- [OBJECTIVE]: Reproduce the records below in full and exactly, without their images.

Data entries:
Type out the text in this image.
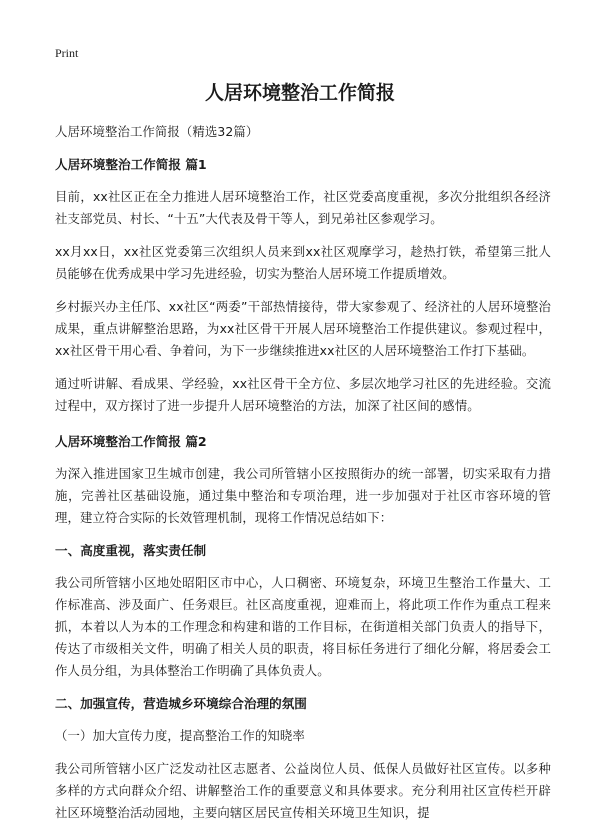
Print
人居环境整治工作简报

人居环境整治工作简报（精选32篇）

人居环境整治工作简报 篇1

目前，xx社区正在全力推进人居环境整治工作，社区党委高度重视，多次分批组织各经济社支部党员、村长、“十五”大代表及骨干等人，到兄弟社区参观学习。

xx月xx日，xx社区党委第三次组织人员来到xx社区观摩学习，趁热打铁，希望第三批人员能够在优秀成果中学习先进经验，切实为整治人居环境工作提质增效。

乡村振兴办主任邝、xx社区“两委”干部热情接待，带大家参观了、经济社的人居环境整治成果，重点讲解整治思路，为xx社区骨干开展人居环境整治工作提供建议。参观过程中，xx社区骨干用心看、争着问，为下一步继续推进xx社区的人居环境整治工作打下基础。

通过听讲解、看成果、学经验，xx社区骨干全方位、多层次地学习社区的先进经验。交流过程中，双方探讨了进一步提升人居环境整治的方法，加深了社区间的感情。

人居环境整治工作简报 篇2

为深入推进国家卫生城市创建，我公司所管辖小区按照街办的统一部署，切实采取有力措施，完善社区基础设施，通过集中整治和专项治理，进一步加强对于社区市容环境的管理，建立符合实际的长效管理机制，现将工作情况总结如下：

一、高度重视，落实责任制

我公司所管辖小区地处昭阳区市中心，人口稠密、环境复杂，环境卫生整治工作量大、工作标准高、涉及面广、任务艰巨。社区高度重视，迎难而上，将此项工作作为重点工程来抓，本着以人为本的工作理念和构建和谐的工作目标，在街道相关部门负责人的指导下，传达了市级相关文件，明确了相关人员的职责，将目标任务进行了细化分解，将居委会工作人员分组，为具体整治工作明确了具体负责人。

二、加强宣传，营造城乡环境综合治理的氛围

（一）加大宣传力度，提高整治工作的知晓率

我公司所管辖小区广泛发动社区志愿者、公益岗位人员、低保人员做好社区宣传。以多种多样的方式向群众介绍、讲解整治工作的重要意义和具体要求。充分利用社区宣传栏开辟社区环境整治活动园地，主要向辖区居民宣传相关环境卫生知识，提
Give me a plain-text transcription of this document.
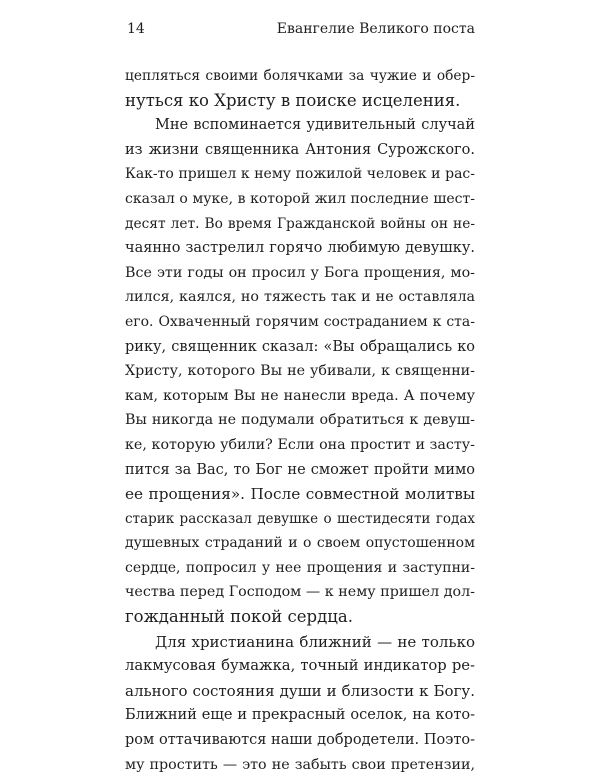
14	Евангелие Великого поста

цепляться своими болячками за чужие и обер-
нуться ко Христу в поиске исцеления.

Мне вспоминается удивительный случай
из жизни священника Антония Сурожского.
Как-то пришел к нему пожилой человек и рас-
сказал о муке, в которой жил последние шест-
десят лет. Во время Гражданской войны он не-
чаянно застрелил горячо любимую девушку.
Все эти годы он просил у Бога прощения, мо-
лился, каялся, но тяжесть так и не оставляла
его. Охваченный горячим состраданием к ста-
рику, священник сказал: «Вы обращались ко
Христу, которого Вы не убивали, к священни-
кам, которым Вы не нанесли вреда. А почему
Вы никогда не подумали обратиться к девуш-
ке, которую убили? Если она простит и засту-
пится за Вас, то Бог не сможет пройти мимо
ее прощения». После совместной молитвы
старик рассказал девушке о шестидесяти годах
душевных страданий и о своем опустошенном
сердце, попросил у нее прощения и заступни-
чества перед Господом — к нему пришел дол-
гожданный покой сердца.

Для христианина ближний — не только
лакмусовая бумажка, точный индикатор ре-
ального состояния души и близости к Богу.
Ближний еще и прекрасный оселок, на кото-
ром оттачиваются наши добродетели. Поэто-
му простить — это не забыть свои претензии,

- [EXERCISE ANSWER]:
Type out the text in this image.
Print
人居环境整治工作简报

人居环境整治工作简报（精选32篇）

人居环境整治工作简报 篇1

目前，xx社区正在全力推进人居环境整治工作，社区党委高度重视，多次分批组织各经济社支部党员、村长、“十五”大代表及骨干等人，到兄弟社区参观学习。

xx月xx日，xx社区党委第三次组织人员来到xx社区观摩学习，趁热打铁，希望第三批人员能够在优秀成果中学习先进经验，切实为整治人居环境工作提质增效。

乡村振兴办主任邝、xx社区“两委”干部热情接待，带大家参观了、经济社的人居环境整治成果，重点讲解整治思路，为xx社区骨干开展人居环境整治工作提供建议。参观过程中，xx社区骨干用心看、争着问，为下一步继续推进xx社区的人居环境整治工作打下基础。

通过听讲解、看成果、学经验，xx社区骨干全方位、多层次地学习社区的先进经验。交流过程中，双方探讨了进一步提升人居环境整治的方法，加深了社区间的感情。

人居环境整治工作简报 篇2

为深入推进国家卫生城市创建，我公司所管辖小区按照街办的统一部署，切实采取有力措施，完善社区基础设施，通过集中整治和专项治理，进一步加强对于社区市容环境的管理，建立符合实际的长效管理机制，现将工作情况总结如下：

一、高度重视，落实责任制

我公司所管辖小区地处昭阳区市中心，人口稠密、环境复杂，环境卫生整治工作量大、工作标准高、涉及面广、任务艰巨。社区高度重视，迎难而上，将此项工作作为重点工程来抓，本着以人为本的工作理念和构建和谐的工作目标，在街道相关部门负责人的指导下，传达了市级相关文件，明确了相关人员的职责，将目标任务进行了细化分解，将居委会工作人员分组，为具体整治工作明确了具体负责人。

二、加强宣传，营造城乡环境综合治理的氛围

（一）加大宣传力度，提高整治工作的知晓率

我公司所管辖小区广泛发动社区志愿者、公益岗位人员、低保人员做好社区宣传。以多种多样的方式向群众介绍、讲解整治工作的重要意义和具体要求。充分利用社区宣传栏开辟社区环境整治活动园地，主要向辖区居民宣传相关环境卫生知识，提
Give me a plain-text transcription of this document.
14	Евангелие Великого поста

цепляться своими болячками за чужие и обер-
нуться ко Христу в поиске исцеления.

Мне вспоминается удивительный случай
из жизни священника Антония Сурожского.
Как-то пришел к нему пожилой человек и рас-
сказал о муке, в которой жил последние шест-
десят лет. Во время Гражданской войны он не-
чаянно застрелил горячо любимую девушку.
Все эти годы он просил у Бога прощения, мо-
лился, каялся, но тяжесть так и не оставляла
его. Охваченный горячим состраданием к ста-
рику, священник сказал: «Вы обращались ко
Христу, которого Вы не убивали, к священни-
кам, которым Вы не нанесли вреда. А почему
Вы никогда не подумали обратиться к девуш-
ке, которую убили? Если она простит и засту-
пится за Вас, то Бог не сможет пройти мимо
ее прощения». После совместной молитвы
старик рассказал девушке о шестидесяти годах
душевных страданий и о своем опустошенном
сердце, попросил у нее прощения и заступни-
чества перед Господом — к нему пришел дол-
гожданный покой сердца.

Для христианина ближний — не только
лакмусовая бумажка, точный индикатор ре-
ального состояния души и близости к Богу.
Ближний еще и прекрасный оселок, на кото-
ром оттачиваются наши добродетели. Поэто-
му простить — это не забыть свои претензии,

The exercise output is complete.